Repeat, line for line, the entries printed below.

--- RECORDS TO PROCESS ---

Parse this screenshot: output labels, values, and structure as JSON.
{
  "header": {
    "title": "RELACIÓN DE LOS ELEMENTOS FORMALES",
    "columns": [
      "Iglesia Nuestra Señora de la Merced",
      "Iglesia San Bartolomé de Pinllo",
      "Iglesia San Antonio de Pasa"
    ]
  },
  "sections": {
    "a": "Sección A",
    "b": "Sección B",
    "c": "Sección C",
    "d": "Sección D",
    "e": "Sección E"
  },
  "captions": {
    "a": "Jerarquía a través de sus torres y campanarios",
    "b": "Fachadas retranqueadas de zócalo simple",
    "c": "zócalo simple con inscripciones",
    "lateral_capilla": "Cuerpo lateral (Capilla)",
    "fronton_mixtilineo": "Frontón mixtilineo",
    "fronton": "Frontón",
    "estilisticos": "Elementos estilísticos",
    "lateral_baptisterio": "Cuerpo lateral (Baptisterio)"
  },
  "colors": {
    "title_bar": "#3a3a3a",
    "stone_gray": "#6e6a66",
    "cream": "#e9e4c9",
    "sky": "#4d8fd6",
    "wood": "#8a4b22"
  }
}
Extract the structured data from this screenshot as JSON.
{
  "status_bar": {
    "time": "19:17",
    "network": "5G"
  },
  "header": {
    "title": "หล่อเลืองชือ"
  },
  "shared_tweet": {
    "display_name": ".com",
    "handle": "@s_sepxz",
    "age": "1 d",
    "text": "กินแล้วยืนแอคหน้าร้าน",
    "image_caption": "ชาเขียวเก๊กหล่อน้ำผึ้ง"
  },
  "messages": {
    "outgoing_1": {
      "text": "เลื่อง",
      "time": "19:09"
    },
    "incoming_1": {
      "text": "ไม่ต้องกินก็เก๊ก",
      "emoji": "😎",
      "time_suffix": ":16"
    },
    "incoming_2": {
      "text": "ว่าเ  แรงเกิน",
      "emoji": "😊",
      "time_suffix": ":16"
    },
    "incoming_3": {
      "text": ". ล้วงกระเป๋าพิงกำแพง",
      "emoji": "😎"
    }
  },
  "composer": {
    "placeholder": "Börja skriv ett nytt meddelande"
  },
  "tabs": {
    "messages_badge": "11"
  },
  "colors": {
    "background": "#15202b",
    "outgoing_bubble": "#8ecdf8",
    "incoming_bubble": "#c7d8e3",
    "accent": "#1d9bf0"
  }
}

---

**ANSWER TO THE EXERCISE:**
Parse this screenshot: output labels, values, and structure as JSON.
{
  "header": {
    "title": "RELACIÓN DE LOS ELEMENTOS FORMALES",
    "columns": [
      "Iglesia Nuestra Señora de la Merced",
      "Iglesia San Bartolomé de Pinllo",
      "Iglesia San Antonio de Pasa"
    ]
  },
  "sections": {
    "a": "Sección A",
    "b": "Sección B",
    "c": "Sección C",
    "d": "Sección D",
    "e": "Sección E"
  },
  "captions": {
    "a": "Jerarquía a través de sus torres y campanarios",
    "b": "Fachadas retranqueadas de zócalo simple",
    "c": "zócalo simple con inscripciones",
    "lateral_capilla": "Cuerpo lateral (Capilla)",
    "fronton_mixtilineo": "Frontón mixtilineo",
    "fronton": "Frontón",
    "estilisticos": "Elementos estilísticos",
    "lateral_baptisterio": "Cuerpo lateral (Baptisterio)"
  },
  "colors": {
    "title_bar": "#3a3a3a",
    "stone_gray": "#6e6a66",
    "cream": "#e9e4c9",
    "sky": "#4d8fd6",
    "wood": "#8a4b22"
  }
}
Extract the structured data from this screenshot as JSON.
{
  "status_bar": {
    "time": "19:17",
    "network": "5G"
  },
  "header": {
    "title": "หล่อเลืองชือ"
  },
  "shared_tweet": {
    "display_name": ".com",
    "handle": "@s_sepxz",
    "age": "1 d",
    "text": "กินแล้วยืนแอคหน้าร้าน",
    "image_caption": "ชาเขียวเก๊กหล่อน้ำผึ้ง"
  },
  "messages": {
    "outgoing_1": {
      "text": "เลื่อง",
      "time": "19:09"
    },
    "incoming_1": {
      "text": "ไม่ต้องกินก็เก๊ก",
      "emoji": "😎",
      "time_suffix": ":16"
    },
    "incoming_2": {
      "text": "ว่าเ  แรงเกิน",
      "emoji": "😊",
      "time_suffix": ":16"
    },
    "incoming_3": {
      "text": ". ล้วงกระเป๋าพิงกำแพง",
      "emoji": "😎"
    }
  },
  "composer": {
    "placeholder": "Börja skriv ett nytt meddelande"
  },
  "tabs": {
    "messages_badge": "11"
  },
  "colors": {
    "background": "#15202b",
    "outgoing_bubble": "#8ecdf8",
    "incoming_bubble": "#c7d8e3",
    "accent": "#1d9bf0"
  }
}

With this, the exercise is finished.